* [EXERCISE INSTRUCTIONS] Transcribe the records that follow, preserving every word.

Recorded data
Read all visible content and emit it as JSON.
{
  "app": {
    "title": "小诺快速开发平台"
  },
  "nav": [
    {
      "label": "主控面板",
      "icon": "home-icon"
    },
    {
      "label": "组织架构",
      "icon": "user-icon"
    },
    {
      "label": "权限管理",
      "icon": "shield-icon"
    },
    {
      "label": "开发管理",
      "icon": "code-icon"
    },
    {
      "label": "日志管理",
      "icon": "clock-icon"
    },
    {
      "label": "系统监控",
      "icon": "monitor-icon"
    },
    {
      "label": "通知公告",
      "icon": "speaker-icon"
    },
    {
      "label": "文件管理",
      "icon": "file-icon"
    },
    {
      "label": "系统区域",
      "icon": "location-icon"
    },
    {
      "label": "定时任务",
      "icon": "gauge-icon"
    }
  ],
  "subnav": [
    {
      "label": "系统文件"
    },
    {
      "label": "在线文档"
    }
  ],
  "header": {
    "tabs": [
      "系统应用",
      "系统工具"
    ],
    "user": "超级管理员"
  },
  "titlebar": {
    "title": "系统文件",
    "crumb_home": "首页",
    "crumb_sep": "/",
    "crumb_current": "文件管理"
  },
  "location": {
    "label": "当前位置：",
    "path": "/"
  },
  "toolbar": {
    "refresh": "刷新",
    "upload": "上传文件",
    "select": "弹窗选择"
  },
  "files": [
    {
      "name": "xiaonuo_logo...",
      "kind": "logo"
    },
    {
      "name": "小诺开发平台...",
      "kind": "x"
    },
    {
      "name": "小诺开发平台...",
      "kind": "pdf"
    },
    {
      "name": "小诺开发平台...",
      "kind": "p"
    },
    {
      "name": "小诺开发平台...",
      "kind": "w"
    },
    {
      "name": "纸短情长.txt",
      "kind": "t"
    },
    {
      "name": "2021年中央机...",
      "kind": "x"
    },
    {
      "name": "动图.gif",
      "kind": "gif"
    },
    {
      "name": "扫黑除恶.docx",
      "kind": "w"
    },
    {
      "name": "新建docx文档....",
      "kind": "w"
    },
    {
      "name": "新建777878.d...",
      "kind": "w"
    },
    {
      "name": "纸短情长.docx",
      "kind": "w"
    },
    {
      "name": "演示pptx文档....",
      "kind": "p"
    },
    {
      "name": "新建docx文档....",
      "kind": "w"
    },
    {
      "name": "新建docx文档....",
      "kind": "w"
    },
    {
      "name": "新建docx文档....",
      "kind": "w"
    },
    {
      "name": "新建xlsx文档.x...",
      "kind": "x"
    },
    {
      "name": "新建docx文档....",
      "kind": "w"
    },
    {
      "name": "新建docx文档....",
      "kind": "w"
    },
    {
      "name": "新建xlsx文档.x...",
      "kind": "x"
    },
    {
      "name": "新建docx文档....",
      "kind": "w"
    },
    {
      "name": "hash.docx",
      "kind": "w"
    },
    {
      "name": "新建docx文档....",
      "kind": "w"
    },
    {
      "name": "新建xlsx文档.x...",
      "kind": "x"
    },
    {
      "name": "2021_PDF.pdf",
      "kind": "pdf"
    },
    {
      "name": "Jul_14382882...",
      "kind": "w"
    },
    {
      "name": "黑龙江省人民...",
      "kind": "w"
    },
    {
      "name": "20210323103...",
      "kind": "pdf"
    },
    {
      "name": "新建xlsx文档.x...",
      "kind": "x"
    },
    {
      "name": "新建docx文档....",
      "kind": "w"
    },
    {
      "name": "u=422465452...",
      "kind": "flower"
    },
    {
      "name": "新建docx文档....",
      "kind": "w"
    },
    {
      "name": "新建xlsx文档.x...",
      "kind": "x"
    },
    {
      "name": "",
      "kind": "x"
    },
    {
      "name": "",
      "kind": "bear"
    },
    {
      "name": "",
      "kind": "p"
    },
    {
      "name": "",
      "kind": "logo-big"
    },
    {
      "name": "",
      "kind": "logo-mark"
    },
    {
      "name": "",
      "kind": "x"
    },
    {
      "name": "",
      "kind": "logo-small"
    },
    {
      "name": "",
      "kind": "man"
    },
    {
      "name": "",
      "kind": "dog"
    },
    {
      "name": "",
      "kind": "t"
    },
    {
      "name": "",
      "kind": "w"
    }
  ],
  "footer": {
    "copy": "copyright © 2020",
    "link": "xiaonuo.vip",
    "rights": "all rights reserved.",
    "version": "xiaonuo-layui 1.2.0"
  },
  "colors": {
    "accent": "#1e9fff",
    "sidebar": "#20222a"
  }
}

* [RESULT FOR THIS EXERCISE]
Read all visible content and emit it as JSON.
{
  "app": {
    "title": "小诺快速开发平台"
  },
  "nav": [
    {
      "label": "主控面板",
      "icon": "home-icon"
    },
    {
      "label": "组织架构",
      "icon": "user-icon"
    },
    {
      "label": "权限管理",
      "icon": "shield-icon"
    },
    {
      "label": "开发管理",
      "icon": "code-icon"
    },
    {
      "label": "日志管理",
      "icon": "clock-icon"
    },
    {
      "label": "系统监控",
      "icon": "monitor-icon"
    },
    {
      "label": "通知公告",
      "icon": "speaker-icon"
    },
    {
      "label": "文件管理",
      "icon": "file-icon"
    },
    {
      "label": "系统区域",
      "icon": "location-icon"
    },
    {
      "label": "定时任务",
      "icon": "gauge-icon"
    }
  ],
  "subnav": [
    {
      "label": "系统文件"
    },
    {
      "label": "在线文档"
    }
  ],
  "header": {
    "tabs": [
      "系统应用",
      "系统工具"
    ],
    "user": "超级管理员"
  },
  "titlebar": {
    "title": "系统文件",
    "crumb_home": "首页",
    "crumb_sep": "/",
    "crumb_current": "文件管理"
  },
  "location": {
    "label": "当前位置：",
    "path": "/"
  },
  "toolbar": {
    "refresh": "刷新",
    "upload": "上传文件",
    "select": "弹窗选择"
  },
  "files": [
    {
      "name": "xiaonuo_logo...",
      "kind": "logo"
    },
    {
      "name": "小诺开发平台...",
      "kind": "x"
    },
    {
      "name": "小诺开发平台...",
      "kind": "pdf"
    },
    {
      "name": "小诺开发平台...",
      "kind": "p"
    },
    {
      "name": "小诺开发平台...",
      "kind": "w"
    },
    {
      "name": "纸短情长.txt",
      "kind": "t"
    },
    {
      "name": "2021年中央机...",
      "kind": "x"
    },
    {
      "name": "动图.gif",
      "kind": "gif"
    },
    {
      "name": "扫黑除恶.docx",
      "kind": "w"
    },
    {
      "name": "新建docx文档....",
      "kind": "w"
    },
    {
      "name": "新建777878.d...",
      "kind": "w"
    },
    {
      "name": "纸短情长.docx",
      "kind": "w"
    },
    {
      "name": "演示pptx文档....",
      "kind": "p"
    },
    {
      "name": "新建docx文档....",
      "kind": "w"
    },
    {
      "name": "新建docx文档....",
      "kind": "w"
    },
    {
      "name": "新建docx文档....",
      "kind": "w"
    },
    {
      "name": "新建xlsx文档.x...",
      "kind": "x"
    },
    {
      "name": "新建docx文档....",
      "kind": "w"
    },
    {
      "name": "新建docx文档....",
      "kind": "w"
    },
    {
      "name": "新建xlsx文档.x...",
      "kind": "x"
    },
    {
      "name": "新建docx文档....",
      "kind": "w"
    },
    {
      "name": "hash.docx",
      "kind": "w"
    },
    {
      "name": "新建docx文档....",
      "kind": "w"
    },
    {
      "name": "新建xlsx文档.x...",
      "kind": "x"
    },
    {
      "name": "2021_PDF.pdf",
      "kind": "pdf"
    },
    {
      "name": "Jul_14382882...",
      "kind": "w"
    },
    {
      "name": "黑龙江省人民...",
      "kind": "w"
    },
    {
      "name": "20210323103...",
      "kind": "pdf"
    },
    {
      "name": "新建xlsx文档.x...",
      "kind": "x"
    },
    {
      "name": "新建docx文档....",
      "kind": "w"
    },
    {
      "name": "u=422465452...",
      "kind": "flower"
    },
    {
      "name": "新建docx文档....",
      "kind": "w"
    },
    {
      "name": "新建xlsx文档.x...",
      "kind": "x"
    },
    {
      "name": "",
      "kind": "x"
    },
    {
      "name": "",
      "kind": "bear"
    },
    {
      "name": "",
      "kind": "p"
    },
    {
      "name": "",
      "kind": "logo-big"
    },
    {
      "name": "",
      "kind": "logo-mark"
    },
    {
      "name": "",
      "kind": "x"
    },
    {
      "name": "",
      "kind": "logo-small"
    },
    {
      "name": "",
      "kind": "man"
    },
    {
      "name": "",
      "kind": "dog"
    },
    {
      "name": "",
      "kind": "t"
    },
    {
      "name": "",
      "kind": "w"
    }
  ],
  "footer": {
    "copy": "copyright © 2020",
    "link": "xiaonuo.vip",
    "rights": "all rights reserved.",
    "version": "xiaonuo-layui 1.2.0"
  },
  "colors": {
    "accent": "#1e9fff",
    "sidebar": "#20222a"
  }
}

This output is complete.